[Collection entries]
......
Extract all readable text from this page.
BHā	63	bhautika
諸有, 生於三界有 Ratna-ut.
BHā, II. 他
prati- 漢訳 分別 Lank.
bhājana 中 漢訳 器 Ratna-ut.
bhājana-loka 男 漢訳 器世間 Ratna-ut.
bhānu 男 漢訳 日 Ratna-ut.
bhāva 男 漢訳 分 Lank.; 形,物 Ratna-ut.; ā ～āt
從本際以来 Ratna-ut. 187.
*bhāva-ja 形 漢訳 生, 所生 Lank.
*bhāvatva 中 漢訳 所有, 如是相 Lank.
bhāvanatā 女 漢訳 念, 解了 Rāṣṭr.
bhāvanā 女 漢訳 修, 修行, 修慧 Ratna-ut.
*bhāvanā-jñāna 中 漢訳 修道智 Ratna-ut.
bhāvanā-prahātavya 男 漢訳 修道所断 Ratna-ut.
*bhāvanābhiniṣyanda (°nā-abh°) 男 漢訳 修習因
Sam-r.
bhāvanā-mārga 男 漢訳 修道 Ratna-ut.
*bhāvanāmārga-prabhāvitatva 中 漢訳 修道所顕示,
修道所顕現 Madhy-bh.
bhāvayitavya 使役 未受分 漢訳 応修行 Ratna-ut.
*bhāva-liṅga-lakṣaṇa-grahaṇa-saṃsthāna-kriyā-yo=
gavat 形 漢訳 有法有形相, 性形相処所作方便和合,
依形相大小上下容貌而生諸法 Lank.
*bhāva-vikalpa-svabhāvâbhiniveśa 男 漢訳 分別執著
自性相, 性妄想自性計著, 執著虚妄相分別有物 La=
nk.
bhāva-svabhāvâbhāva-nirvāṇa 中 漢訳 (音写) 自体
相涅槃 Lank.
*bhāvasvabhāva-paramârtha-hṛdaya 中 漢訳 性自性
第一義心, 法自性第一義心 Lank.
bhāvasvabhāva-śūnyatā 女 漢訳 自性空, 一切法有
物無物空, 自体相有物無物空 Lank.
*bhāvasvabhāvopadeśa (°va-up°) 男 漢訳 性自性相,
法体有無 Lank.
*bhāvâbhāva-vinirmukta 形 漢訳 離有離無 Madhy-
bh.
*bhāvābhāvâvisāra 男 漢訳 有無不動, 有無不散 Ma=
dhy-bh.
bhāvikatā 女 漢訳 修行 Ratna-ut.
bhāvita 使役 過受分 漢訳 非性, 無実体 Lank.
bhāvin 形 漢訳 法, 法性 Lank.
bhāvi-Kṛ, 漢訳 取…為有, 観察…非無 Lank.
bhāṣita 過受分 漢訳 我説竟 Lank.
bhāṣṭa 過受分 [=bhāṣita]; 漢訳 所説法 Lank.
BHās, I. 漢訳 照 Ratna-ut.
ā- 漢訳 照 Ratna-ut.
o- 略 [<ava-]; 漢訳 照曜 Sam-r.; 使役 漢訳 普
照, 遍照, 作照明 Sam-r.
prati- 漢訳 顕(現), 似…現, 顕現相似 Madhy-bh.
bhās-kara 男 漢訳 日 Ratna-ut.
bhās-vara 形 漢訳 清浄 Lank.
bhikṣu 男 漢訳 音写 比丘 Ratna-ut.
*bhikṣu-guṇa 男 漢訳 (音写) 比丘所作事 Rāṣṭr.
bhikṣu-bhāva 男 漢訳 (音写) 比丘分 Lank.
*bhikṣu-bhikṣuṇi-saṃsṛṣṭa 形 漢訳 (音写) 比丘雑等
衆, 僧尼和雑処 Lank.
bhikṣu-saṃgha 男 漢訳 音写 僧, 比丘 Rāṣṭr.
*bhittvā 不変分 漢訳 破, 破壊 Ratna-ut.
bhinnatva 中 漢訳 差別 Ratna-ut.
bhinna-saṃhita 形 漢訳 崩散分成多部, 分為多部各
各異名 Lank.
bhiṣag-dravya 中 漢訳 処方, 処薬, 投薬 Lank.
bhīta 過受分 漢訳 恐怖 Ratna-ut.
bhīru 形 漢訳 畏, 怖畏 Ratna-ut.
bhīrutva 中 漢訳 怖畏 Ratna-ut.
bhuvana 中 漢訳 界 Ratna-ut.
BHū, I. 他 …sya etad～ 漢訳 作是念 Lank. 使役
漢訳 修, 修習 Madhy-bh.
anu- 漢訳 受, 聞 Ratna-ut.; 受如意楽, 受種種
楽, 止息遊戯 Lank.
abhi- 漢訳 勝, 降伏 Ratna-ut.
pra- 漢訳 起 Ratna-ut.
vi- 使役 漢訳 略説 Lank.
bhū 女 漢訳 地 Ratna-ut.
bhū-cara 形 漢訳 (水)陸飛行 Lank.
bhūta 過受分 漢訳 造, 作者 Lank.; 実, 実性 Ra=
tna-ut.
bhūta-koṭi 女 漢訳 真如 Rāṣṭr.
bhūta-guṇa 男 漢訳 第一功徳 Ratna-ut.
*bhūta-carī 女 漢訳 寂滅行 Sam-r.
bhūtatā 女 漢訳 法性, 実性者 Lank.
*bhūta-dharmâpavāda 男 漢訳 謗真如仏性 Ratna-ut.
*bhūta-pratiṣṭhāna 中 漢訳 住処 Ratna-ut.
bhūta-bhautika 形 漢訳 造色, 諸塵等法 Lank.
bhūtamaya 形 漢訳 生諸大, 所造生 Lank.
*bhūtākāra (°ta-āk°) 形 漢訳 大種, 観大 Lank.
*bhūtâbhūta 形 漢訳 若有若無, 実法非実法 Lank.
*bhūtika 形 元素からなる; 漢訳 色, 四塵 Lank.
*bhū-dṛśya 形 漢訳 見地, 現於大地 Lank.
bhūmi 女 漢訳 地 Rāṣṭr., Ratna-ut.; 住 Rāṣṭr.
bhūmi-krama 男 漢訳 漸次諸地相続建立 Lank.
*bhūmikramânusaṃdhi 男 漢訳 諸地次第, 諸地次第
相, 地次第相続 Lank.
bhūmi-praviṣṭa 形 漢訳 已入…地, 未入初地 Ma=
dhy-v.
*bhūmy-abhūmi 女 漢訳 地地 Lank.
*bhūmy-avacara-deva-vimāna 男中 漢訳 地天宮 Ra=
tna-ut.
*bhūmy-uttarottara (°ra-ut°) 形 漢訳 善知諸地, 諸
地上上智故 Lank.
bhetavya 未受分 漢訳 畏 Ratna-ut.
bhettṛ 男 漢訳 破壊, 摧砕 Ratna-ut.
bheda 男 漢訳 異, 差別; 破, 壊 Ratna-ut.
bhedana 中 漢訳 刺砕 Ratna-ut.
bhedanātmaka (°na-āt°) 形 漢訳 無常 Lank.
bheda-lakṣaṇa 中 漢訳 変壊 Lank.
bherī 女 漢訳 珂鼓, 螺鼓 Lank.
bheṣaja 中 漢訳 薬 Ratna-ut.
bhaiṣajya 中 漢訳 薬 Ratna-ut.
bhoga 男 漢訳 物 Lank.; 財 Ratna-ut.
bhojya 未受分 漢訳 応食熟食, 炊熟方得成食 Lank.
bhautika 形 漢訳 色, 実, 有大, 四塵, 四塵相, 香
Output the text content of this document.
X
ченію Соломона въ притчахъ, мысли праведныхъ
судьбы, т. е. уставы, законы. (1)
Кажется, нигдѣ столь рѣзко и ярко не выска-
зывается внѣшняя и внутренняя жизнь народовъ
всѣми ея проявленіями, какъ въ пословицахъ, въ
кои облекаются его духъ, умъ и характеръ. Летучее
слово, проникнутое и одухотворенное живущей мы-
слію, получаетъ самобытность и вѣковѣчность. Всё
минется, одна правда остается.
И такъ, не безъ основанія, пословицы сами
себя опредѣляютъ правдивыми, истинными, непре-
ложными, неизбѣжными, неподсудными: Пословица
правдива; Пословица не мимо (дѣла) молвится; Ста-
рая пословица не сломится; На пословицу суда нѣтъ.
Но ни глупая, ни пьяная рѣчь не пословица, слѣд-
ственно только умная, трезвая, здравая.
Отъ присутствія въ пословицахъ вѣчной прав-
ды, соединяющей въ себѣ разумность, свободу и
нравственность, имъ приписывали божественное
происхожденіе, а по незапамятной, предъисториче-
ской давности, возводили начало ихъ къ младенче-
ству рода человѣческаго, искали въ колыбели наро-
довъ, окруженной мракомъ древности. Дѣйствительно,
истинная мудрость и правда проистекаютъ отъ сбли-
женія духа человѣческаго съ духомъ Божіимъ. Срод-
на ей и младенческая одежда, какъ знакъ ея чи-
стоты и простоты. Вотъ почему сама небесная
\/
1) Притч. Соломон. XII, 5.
......
[Exercise prompt]
Using the listing above, locate the lines that hold "Rāṣṭr" and copy each one.

[Written solution]
bhāvanatā 女 漢訳 念, 解了 Rāṣṭr.
*bhikṣu-guṇa 男 漢訳 (音写) 比丘所作事 Rāṣṭr.
bhikṣu-saṃgha 男 漢訳 音写 僧, 比丘 Rāṣṭr.
bhūta-koṭi 女 漢訳 真如 Rāṣṭr.
bhūmi 女 漢訳 地 Rāṣṭr., Ratna-ut.; 住 Rāṣṭr.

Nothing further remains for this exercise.